→ WRITTEN EXERCISE:
Reproduce every line of the material below word for word, omitting the pictures.

→ INFORMATION PROVIDED:
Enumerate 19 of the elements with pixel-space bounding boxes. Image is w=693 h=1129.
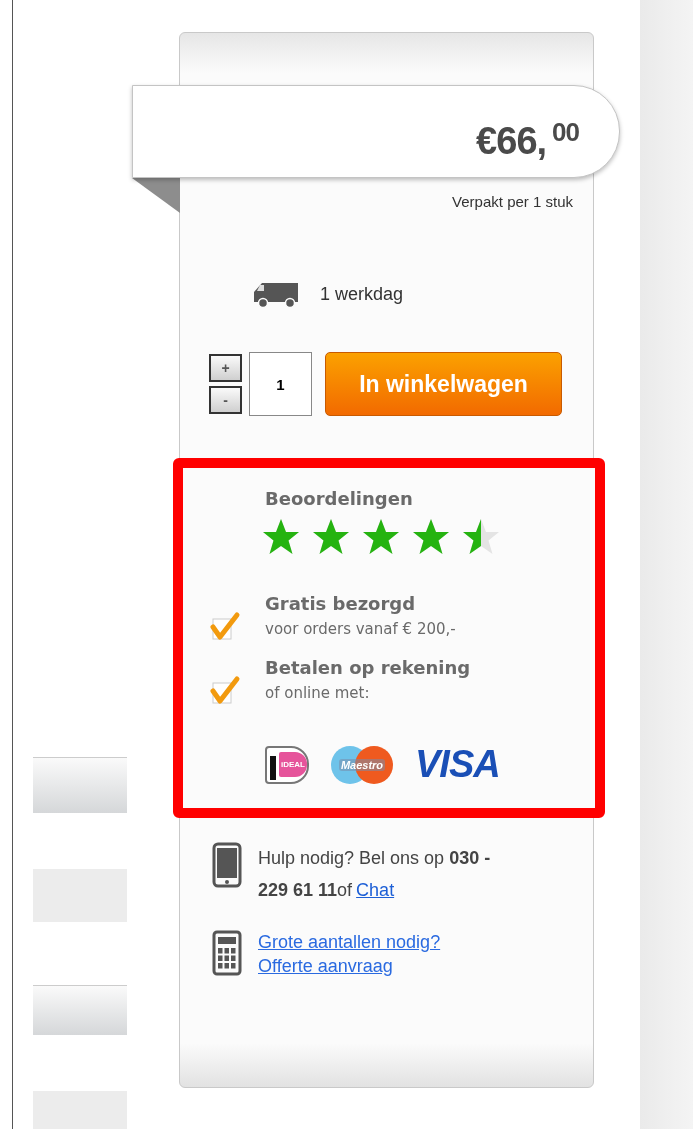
benefit-title: Gratis bezorgd bbox=[265, 593, 417, 614]
reviews-title: Beoordelingen bbox=[265, 488, 414, 509]
truck-icon bbox=[252, 280, 300, 308]
bulk-quote-link[interactable]: Grote aantallen nodig? Offerte aanvraag bbox=[258, 930, 498, 978]
packaging-text: Verpakt per 1 stuk bbox=[452, 193, 573, 210]
phone-icon bbox=[212, 842, 242, 888]
benefit-title: Betalen op rekening bbox=[265, 657, 471, 678]
quantity-field[interactable]: 1 bbox=[249, 352, 312, 416]
calculator-icon bbox=[212, 930, 242, 976]
help-text: Hulp nodig? Bel ons op 030 - 229 61 11of Chat bbox=[258, 847, 492, 902]
benefit-subtitle: of online met: bbox=[265, 684, 371, 702]
decrease-button[interactable]: - bbox=[209, 386, 242, 414]
chat-link[interactable]: Chat bbox=[356, 880, 395, 900]
visa-logo: VISA bbox=[415, 743, 500, 786]
delivery-time: 1 werkdag bbox=[320, 283, 404, 305]
ideal-logo: iDEAL bbox=[265, 745, 309, 784]
benefit-subtitle: voor orders vanaf € 200,- bbox=[265, 620, 456, 638]
ribbon-fold bbox=[132, 178, 180, 213]
increase-button[interactable]: + bbox=[209, 354, 242, 382]
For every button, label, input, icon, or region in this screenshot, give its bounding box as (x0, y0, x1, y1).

→ RESULT OF THIS EXERCISE:
Enumerate 19 of the elements with pixel-space bounding boxes. Image is w=693 h=1129.
benefit-title: Gratis bezorgd bbox=[265, 593, 417, 614]
reviews-title: Beoordelingen bbox=[265, 488, 414, 509]
truck-icon bbox=[252, 280, 300, 308]
bulk-quote-link[interactable]: Grote aantallen nodig? Offerte aanvraag bbox=[258, 930, 498, 978]
packaging-text: Verpakt per 1 stuk bbox=[452, 193, 573, 210]
phone-icon bbox=[212, 842, 242, 888]
benefit-title: Betalen op rekening bbox=[265, 657, 471, 678]
quantity-field[interactable]: 1 bbox=[249, 352, 312, 416]
calculator-icon bbox=[212, 930, 242, 976]
help-text: Hulp nodig? Bel ons op 030 - 229 61 11of Chat bbox=[258, 847, 492, 902]
benefit-subtitle: of online met: bbox=[265, 684, 371, 702]
decrease-button[interactable]: - bbox=[209, 386, 242, 414]
chat-link[interactable]: Chat bbox=[356, 880, 395, 900]
visa-logo: VISA bbox=[415, 743, 500, 786]
delivery-time: 1 werkdag bbox=[320, 283, 404, 305]
ideal-logo: iDEAL bbox=[265, 745, 309, 784]
benefit-subtitle: voor orders vanaf € 200,- bbox=[265, 620, 456, 638]
ribbon-fold bbox=[132, 178, 180, 213]
increase-button[interactable]: + bbox=[209, 354, 242, 382]
For every button, label, input, icon, or region in this screenshot, give its bounding box as (x0, y0, x1, y1).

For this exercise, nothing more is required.